Raw data =>

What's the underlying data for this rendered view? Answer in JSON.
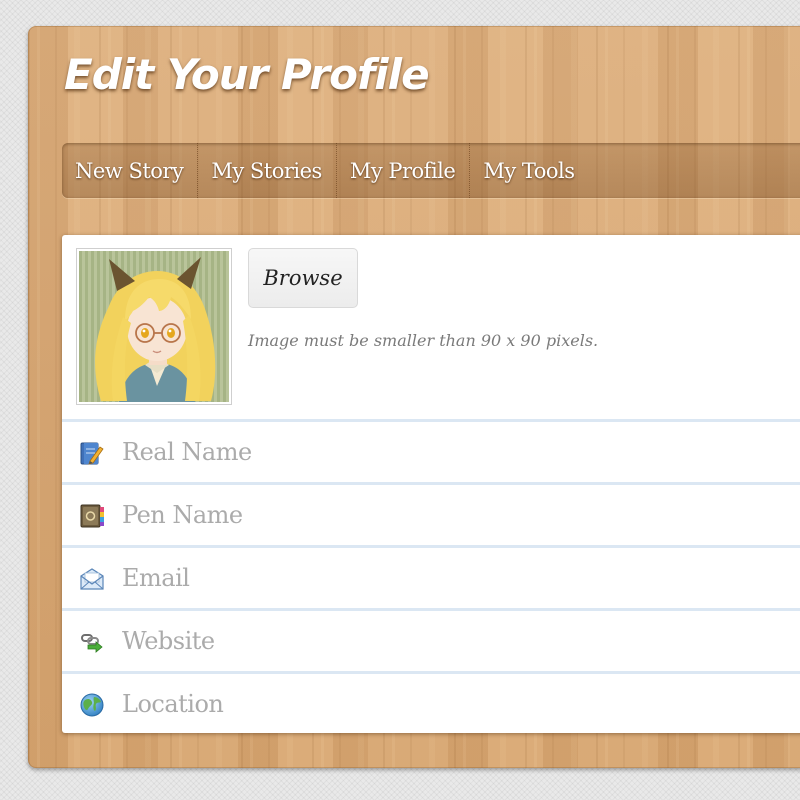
{
  "page": {
    "title": "Edit Your Profile"
  },
  "nav": {
    "items": [
      {
        "label": "New Story"
      },
      {
        "label": "My Stories"
      },
      {
        "label": "My Profile"
      },
      {
        "label": "My Tools"
      }
    ]
  },
  "avatar": {
    "browse_label": "Browse",
    "hint": "Image must be smaller than 90 x 90 pixels."
  },
  "fields": [
    {
      "placeholder": "Real Name",
      "value": "",
      "icon": "notebook-pencil-icon"
    },
    {
      "placeholder": "Pen Name",
      "value": "",
      "icon": "address-book-icon"
    },
    {
      "placeholder": "Email",
      "value": "",
      "icon": "envelope-icon"
    },
    {
      "placeholder": "Website",
      "value": "",
      "icon": "link-arrow-icon"
    },
    {
      "placeholder": "Location",
      "value": "",
      "icon": "globe-icon"
    }
  ],
  "colors": {
    "wood": "#d9a974",
    "field_divider": "#dbe7f3",
    "placeholder": "#ababab"
  }
}
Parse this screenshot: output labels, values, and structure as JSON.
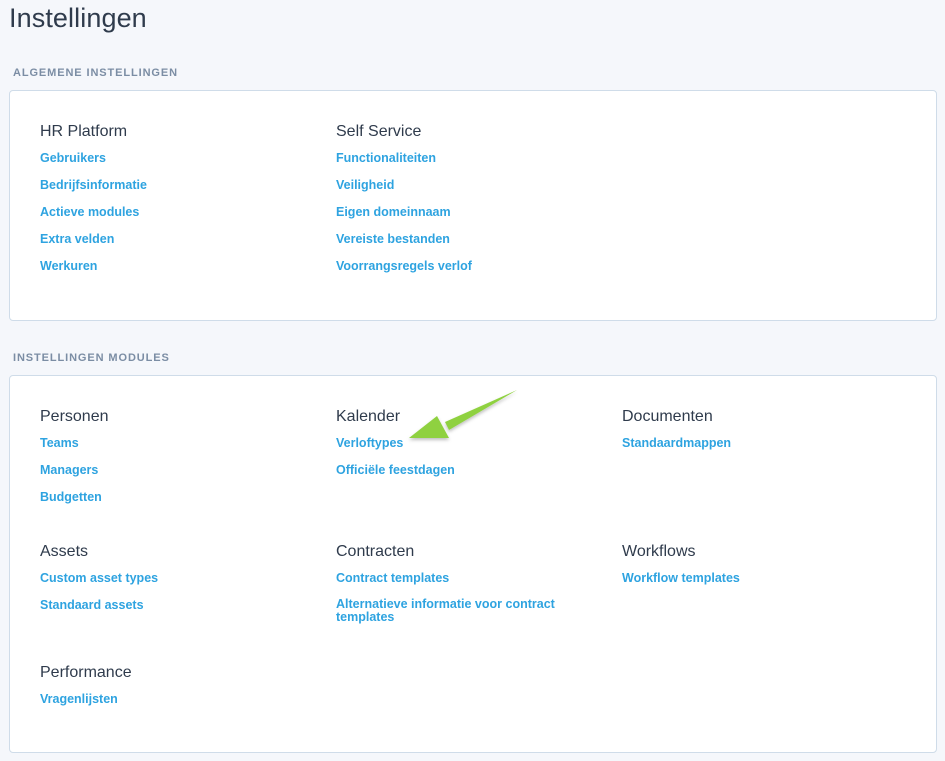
{
  "page": {
    "title": "Instellingen"
  },
  "general": {
    "heading": "ALGEMENE INSTELLINGEN",
    "groups": [
      {
        "title": "HR Platform",
        "links": [
          "Gebruikers",
          "Bedrijfsinformatie",
          "Actieve modules",
          "Extra velden",
          "Werkuren"
        ]
      },
      {
        "title": "Self Service",
        "links": [
          "Functionaliteiten",
          "Veiligheid",
          "Eigen domeinnaam",
          "Vereiste bestanden",
          "Voorrangsregels verlof"
        ]
      }
    ]
  },
  "modules": {
    "heading": "INSTELLINGEN MODULES",
    "groups": [
      {
        "title": "Personen",
        "links": [
          "Teams",
          "Managers",
          "Budgetten"
        ]
      },
      {
        "title": "Kalender",
        "links": [
          "Verloftypes",
          "Officiële feestdagen"
        ]
      },
      {
        "title": "Documenten",
        "links": [
          "Standaardmappen"
        ]
      },
      {
        "title": "Assets",
        "links": [
          "Custom asset types",
          "Standaard assets"
        ]
      },
      {
        "title": "Contracten",
        "links": [
          "Contract templates",
          "Alternatieve informatie voor contract templates"
        ]
      },
      {
        "title": "Workflows",
        "links": [
          "Workflow templates"
        ]
      },
      {
        "title": "Performance",
        "links": [
          "Vragenlijsten"
        ]
      }
    ]
  },
  "colors": {
    "link": "#2ea3e0",
    "heading": "#7b8da4",
    "title": "#2f3b4c",
    "annotation_arrow": "#8fd13f"
  },
  "annotation": {
    "icon": "arrow-pointer-icon"
  }
}
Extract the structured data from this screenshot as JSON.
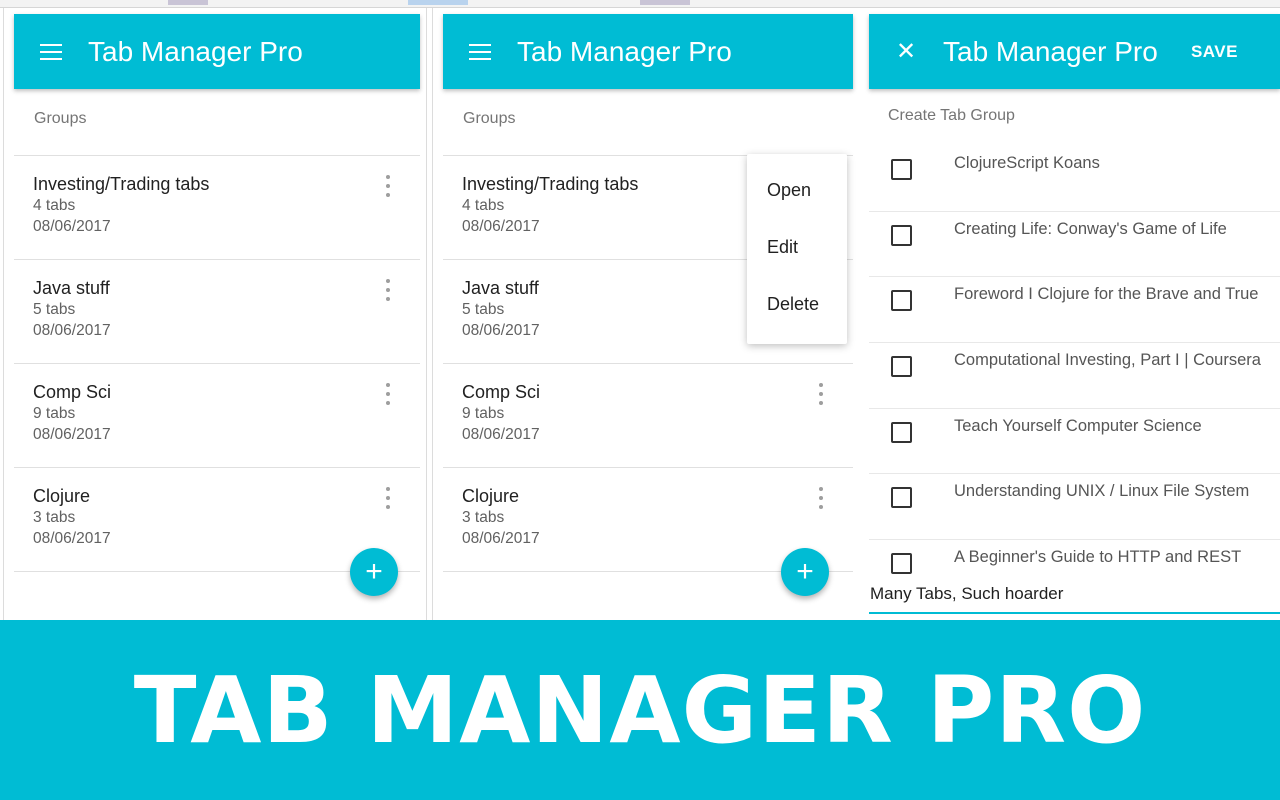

The exercise => Using the records above, copy every line that has the word "templates" in it.

Solution to this exercise =>
          "Contract templates",
          "Alternatieve informatie voor contract templates"
          "Workflow templates"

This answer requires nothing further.